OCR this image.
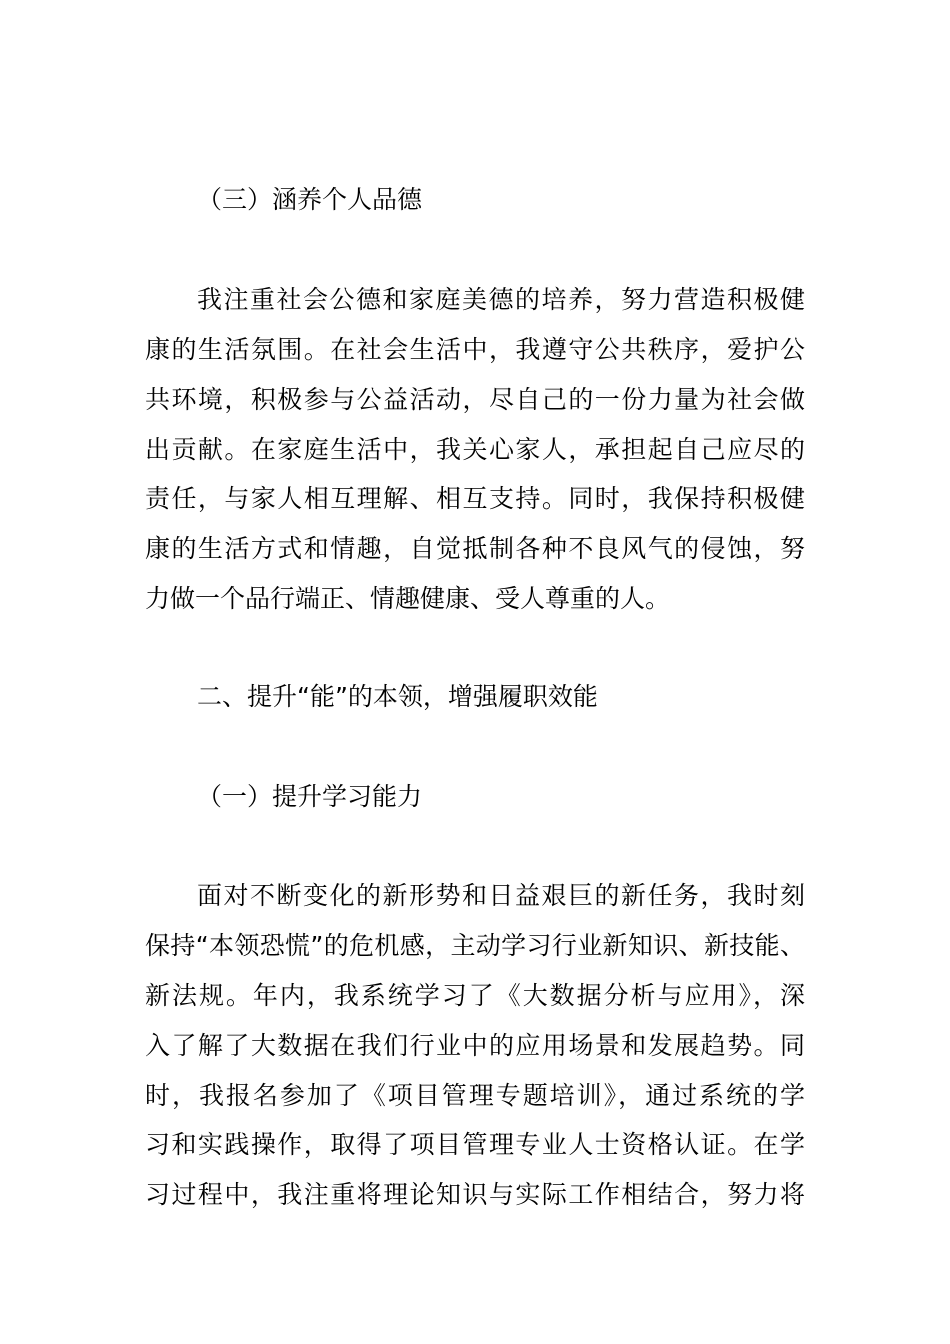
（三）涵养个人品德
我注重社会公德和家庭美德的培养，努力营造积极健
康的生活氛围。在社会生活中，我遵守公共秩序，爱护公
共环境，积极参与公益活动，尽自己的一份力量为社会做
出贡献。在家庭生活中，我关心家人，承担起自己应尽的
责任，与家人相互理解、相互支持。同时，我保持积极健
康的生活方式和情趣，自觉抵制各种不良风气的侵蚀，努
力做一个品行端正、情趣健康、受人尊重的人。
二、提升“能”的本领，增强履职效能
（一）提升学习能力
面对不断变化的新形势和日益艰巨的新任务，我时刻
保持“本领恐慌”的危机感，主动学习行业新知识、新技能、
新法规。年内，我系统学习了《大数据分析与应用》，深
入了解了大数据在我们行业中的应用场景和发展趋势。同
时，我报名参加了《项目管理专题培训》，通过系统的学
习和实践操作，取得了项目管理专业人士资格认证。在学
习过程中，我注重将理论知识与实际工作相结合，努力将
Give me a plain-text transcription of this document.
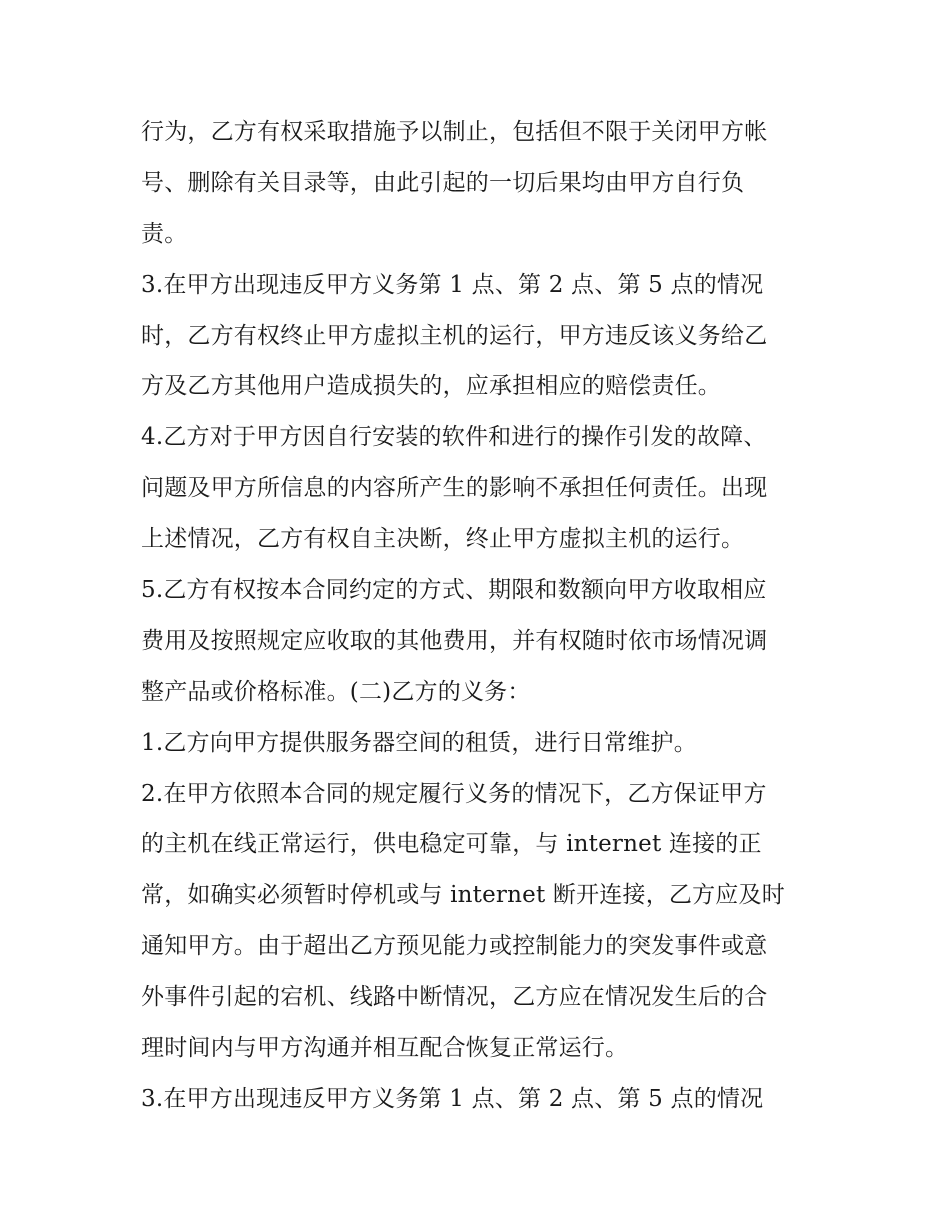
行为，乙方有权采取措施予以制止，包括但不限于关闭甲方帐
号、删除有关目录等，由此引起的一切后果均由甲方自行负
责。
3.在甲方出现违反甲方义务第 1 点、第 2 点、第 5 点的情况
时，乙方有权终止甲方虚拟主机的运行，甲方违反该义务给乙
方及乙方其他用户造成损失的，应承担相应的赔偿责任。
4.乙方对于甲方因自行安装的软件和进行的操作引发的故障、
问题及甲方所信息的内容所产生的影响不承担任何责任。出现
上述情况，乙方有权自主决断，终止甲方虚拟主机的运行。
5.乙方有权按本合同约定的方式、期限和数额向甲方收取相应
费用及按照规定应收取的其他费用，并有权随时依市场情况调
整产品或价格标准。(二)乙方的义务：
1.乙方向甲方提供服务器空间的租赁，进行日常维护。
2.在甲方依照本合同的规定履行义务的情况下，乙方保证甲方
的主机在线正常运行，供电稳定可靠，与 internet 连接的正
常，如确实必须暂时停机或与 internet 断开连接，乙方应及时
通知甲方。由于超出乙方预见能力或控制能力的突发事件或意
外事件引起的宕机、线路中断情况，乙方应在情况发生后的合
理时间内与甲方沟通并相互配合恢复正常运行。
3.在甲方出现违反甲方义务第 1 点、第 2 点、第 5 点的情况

__________________________________________________

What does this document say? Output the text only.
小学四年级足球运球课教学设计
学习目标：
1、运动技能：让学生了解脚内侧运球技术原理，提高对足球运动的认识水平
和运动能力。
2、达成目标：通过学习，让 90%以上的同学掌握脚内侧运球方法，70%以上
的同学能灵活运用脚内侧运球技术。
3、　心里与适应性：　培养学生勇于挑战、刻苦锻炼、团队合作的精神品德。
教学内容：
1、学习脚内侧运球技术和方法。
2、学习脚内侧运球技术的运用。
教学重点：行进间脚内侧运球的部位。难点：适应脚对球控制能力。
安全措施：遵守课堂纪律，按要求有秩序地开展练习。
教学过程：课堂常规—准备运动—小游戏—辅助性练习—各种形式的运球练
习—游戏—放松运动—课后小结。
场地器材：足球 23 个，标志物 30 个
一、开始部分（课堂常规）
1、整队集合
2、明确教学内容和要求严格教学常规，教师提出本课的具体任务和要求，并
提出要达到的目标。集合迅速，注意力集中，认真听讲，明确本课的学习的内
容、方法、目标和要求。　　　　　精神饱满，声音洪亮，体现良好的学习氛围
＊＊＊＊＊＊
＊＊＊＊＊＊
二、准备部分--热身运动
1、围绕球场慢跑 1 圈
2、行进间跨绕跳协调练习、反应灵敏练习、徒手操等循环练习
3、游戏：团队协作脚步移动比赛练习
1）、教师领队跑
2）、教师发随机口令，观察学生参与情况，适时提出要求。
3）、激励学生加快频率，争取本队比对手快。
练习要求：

__________________________________________________

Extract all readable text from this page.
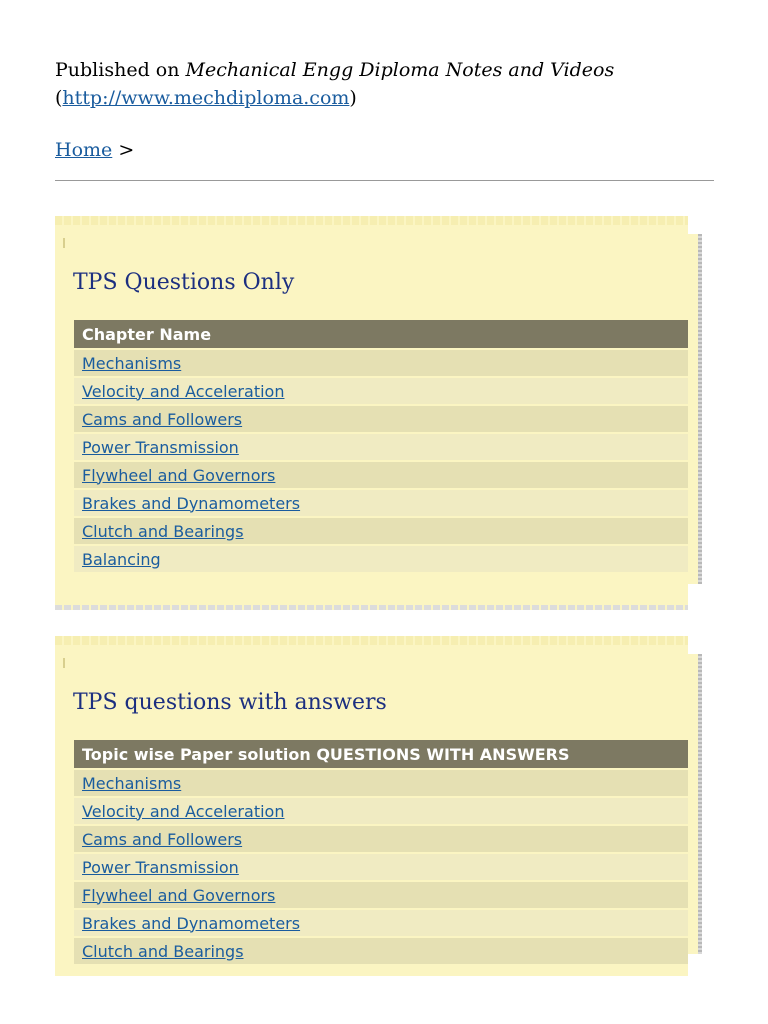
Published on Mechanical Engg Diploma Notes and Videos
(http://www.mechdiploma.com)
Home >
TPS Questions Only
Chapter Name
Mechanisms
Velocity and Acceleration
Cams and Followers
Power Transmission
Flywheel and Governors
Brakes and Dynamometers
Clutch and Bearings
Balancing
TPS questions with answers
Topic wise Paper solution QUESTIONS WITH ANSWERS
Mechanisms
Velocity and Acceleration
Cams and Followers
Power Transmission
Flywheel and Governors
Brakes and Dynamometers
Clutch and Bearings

__________________________________________________

Filter the entries down to the lines containing "document". Copy each of those lines.

Give me a plain-text transcription of this document.
What does this document say? Output the text only.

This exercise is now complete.